§ What you should do
Review the material and extract every line in which the word "Estatal" occurs.

§ Given records
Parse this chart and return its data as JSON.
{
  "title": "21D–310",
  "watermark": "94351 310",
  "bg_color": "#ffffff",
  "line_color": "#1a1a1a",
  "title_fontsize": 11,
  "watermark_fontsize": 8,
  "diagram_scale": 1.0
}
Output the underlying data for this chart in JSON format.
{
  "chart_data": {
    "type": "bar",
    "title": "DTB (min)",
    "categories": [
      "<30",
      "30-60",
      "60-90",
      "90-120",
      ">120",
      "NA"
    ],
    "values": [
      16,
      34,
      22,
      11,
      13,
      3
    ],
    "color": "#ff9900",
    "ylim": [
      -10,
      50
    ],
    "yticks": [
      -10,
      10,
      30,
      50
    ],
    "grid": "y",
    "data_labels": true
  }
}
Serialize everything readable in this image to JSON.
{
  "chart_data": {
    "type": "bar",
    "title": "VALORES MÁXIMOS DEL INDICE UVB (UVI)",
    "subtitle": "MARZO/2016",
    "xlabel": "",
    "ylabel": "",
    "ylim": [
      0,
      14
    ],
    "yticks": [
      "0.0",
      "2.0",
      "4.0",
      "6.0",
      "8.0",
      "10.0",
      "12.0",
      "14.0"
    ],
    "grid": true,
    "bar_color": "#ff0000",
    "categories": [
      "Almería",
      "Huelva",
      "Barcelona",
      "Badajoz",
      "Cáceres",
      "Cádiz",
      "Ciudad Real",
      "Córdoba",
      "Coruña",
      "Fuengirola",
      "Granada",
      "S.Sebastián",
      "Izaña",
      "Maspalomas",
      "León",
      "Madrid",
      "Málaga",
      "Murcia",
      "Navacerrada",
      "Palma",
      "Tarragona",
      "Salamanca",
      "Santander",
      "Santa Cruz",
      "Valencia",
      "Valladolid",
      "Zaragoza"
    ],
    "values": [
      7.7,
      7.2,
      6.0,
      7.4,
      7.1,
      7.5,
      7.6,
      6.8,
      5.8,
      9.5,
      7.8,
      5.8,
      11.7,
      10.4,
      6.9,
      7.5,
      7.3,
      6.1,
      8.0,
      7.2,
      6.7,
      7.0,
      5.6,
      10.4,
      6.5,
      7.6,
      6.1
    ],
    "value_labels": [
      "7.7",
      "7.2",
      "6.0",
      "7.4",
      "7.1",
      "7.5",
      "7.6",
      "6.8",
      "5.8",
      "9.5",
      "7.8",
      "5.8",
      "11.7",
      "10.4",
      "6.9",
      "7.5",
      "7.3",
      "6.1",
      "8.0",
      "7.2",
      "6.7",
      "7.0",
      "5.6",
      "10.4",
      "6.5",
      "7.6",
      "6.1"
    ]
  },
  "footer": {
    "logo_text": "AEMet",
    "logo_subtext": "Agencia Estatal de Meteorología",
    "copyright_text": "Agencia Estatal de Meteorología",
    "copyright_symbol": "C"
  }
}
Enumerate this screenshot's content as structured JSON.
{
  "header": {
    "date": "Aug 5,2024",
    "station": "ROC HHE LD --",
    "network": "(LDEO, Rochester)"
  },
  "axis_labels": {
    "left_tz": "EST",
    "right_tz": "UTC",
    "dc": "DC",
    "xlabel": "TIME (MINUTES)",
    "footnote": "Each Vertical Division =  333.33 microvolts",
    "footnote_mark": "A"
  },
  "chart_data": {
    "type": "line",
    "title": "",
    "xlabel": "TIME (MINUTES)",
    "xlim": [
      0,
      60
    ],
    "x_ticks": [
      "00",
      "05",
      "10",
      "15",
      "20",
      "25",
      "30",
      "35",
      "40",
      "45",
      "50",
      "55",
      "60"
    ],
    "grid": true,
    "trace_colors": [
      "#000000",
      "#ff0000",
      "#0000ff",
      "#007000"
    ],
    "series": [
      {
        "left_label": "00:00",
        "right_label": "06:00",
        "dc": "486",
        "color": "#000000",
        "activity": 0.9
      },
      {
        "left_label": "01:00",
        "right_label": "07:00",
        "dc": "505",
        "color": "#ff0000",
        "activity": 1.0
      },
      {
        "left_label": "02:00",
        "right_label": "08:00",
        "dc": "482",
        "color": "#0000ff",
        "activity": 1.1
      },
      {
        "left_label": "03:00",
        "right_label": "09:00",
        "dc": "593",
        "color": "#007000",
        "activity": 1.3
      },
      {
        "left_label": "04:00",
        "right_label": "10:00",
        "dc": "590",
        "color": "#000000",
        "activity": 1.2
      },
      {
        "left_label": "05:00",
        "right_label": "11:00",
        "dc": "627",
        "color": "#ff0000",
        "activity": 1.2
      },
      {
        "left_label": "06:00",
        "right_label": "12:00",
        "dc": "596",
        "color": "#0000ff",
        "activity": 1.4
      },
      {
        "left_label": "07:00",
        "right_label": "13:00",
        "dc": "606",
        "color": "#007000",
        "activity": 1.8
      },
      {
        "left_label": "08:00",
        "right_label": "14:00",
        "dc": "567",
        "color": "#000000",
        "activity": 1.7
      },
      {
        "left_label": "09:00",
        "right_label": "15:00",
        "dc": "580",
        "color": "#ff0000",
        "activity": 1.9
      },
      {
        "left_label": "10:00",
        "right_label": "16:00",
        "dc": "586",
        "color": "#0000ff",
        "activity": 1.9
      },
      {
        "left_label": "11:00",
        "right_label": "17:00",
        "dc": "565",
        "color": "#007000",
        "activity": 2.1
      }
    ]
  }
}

§ Full response
    "logo_subtext": "Agencia Estatal de Meteorología",
    "copyright_text": "Agencia Estatal de Meteorología",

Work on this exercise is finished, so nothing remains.